## Stored data:
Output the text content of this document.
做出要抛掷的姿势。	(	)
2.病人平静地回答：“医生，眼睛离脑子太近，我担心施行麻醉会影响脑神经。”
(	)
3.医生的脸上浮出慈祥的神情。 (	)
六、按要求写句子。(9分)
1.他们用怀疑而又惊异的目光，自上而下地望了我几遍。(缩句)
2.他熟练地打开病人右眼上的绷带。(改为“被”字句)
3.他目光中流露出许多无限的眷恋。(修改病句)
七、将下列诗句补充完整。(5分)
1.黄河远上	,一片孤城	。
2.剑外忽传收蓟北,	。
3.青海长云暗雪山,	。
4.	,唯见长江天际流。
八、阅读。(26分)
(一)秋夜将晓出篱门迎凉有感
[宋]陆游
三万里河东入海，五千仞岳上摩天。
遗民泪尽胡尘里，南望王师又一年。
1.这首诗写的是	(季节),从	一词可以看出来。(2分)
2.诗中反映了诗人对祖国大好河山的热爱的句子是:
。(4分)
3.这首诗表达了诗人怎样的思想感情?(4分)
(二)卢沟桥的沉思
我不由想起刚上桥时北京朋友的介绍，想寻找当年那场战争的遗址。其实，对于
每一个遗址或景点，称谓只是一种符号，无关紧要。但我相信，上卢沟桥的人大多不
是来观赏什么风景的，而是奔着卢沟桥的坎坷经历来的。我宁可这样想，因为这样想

## Written exercise:
Write down the full listing again, exactly.

## Written answer:
Output the text content of this document.
做出要抛掷的姿势。	(	)
2.病人平静地回答：“医生，眼睛离脑子太近，我担心施行麻醉会影响脑神经。”
(	)
3.医生的脸上浮出慈祥的神情。 (	)
六、按要求写句子。(9分)
1.他们用怀疑而又惊异的目光，自上而下地望了我几遍。(缩句)
2.他熟练地打开病人右眼上的绷带。(改为“被”字句)
3.他目光中流露出许多无限的眷恋。(修改病句)
七、将下列诗句补充完整。(5分)
1.黄河远上	,一片孤城	。
2.剑外忽传收蓟北,	。
3.青海长云暗雪山,	。
4.	,唯见长江天际流。
八、阅读。(26分)
(一)秋夜将晓出篱门迎凉有感
[宋]陆游
三万里河东入海，五千仞岳上摩天。
遗民泪尽胡尘里，南望王师又一年。
1.这首诗写的是	(季节),从	一词可以看出来。(2分)
2.诗中反映了诗人对祖国大好河山的热爱的句子是:
。(4分)
3.这首诗表达了诗人怎样的思想感情?(4分)
(二)卢沟桥的沉思
我不由想起刚上桥时北京朋友的介绍，想寻找当年那场战争的遗址。其实，对于
每一个遗址或景点，称谓只是一种符号，无关紧要。但我相信，上卢沟桥的人大多不
是来观赏什么风景的，而是奔着卢沟桥的坎坷经历来的。我宁可这样想，因为这样想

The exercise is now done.